WRITTEN PROBLEM:
Read the lines that follow and pick out every one containing the word "Comment".

[Items listed in a dataset]

>> Begin

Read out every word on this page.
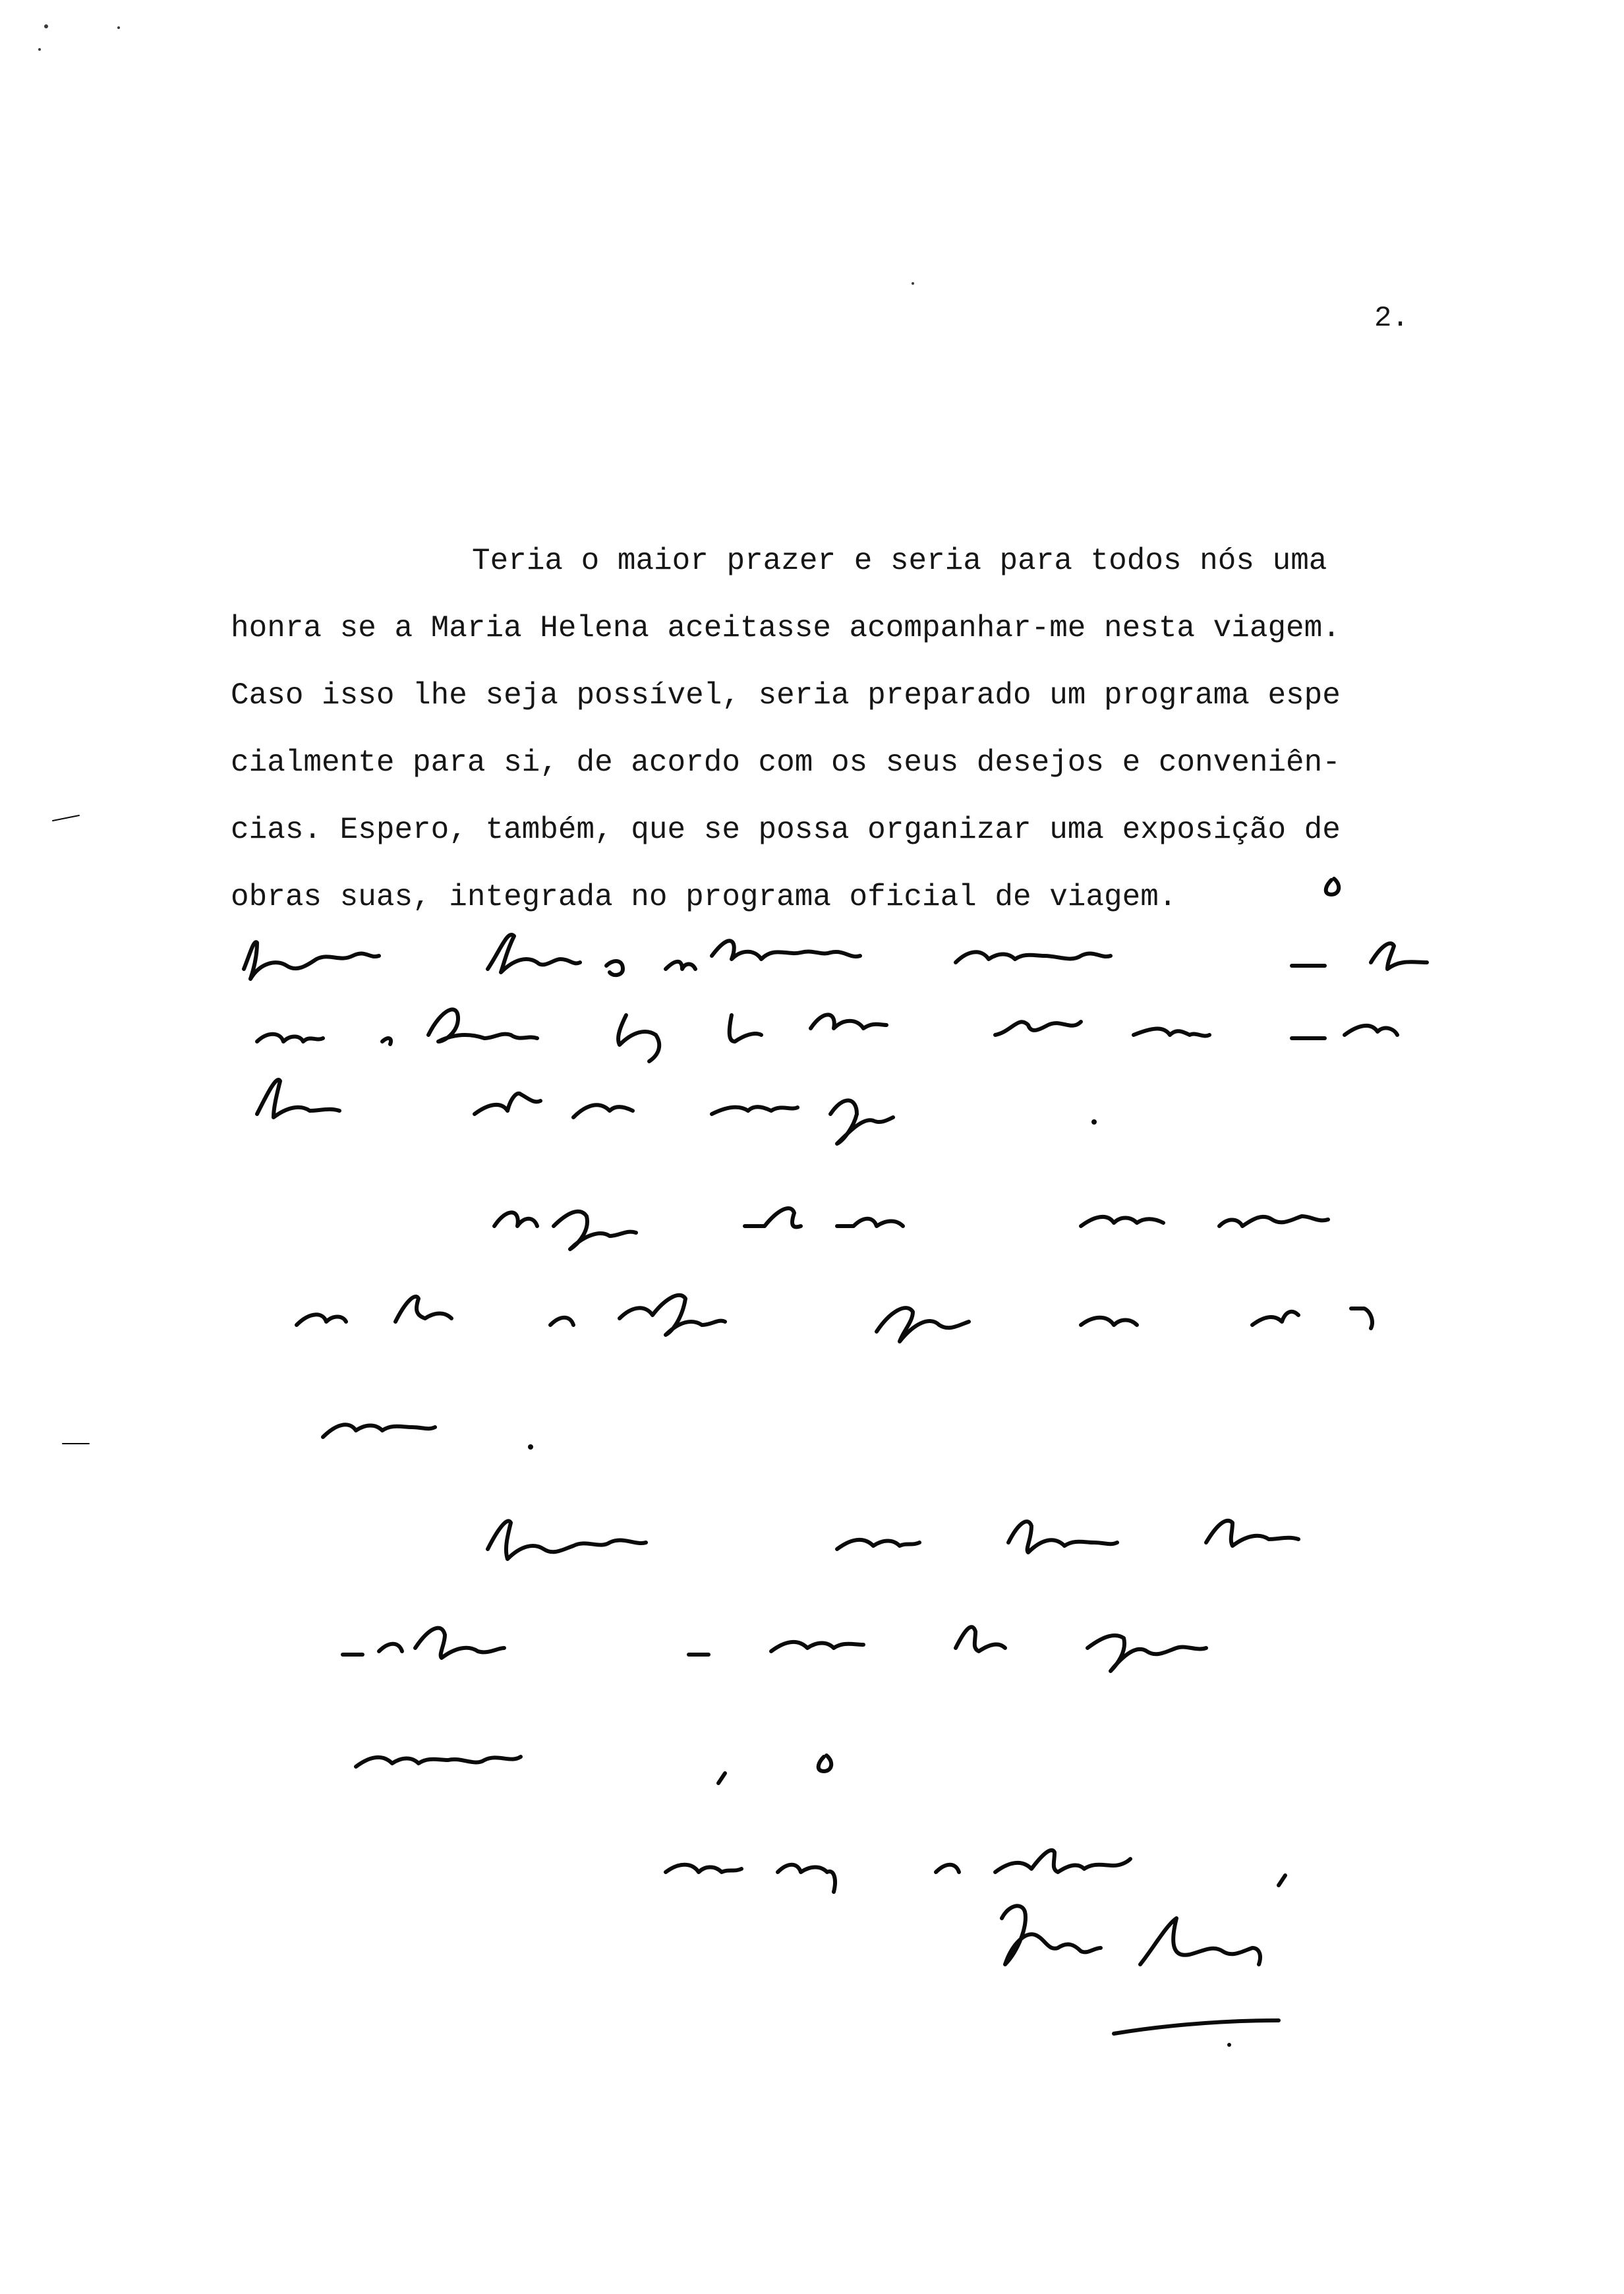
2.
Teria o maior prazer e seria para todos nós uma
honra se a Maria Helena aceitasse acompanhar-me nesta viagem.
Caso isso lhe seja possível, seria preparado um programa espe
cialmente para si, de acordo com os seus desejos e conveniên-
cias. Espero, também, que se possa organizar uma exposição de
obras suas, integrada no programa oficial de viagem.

>> End
>> Begin

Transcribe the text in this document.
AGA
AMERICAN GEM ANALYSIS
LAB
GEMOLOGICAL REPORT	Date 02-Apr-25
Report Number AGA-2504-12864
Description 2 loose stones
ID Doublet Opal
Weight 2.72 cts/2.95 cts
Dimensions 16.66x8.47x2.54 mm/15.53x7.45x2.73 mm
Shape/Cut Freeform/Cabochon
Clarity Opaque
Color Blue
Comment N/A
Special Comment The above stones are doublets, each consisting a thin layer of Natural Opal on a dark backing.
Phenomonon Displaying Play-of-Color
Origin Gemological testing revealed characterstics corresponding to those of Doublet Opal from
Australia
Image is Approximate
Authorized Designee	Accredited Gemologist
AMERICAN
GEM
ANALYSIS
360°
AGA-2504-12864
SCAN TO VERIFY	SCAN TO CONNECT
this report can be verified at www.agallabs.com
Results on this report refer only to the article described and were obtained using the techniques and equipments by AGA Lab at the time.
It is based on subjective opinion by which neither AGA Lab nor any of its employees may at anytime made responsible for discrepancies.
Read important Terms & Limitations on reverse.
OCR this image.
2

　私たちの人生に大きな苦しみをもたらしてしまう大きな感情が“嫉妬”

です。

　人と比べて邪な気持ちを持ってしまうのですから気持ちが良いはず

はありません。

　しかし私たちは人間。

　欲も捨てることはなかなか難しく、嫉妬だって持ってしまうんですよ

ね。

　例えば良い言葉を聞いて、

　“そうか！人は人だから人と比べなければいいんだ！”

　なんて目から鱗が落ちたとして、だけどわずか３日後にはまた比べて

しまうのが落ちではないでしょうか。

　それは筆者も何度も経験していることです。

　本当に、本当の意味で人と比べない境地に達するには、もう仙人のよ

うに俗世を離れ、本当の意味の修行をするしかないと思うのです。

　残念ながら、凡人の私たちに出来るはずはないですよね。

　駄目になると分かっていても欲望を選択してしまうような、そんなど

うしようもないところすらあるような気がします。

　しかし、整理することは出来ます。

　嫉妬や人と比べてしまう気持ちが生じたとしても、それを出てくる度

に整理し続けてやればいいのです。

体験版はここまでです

>> End

TASK RESPONSE:
Comment N/A
Special Comment The above stones are doublets, each consisting a thin layer of Natural Opal on a dark backing.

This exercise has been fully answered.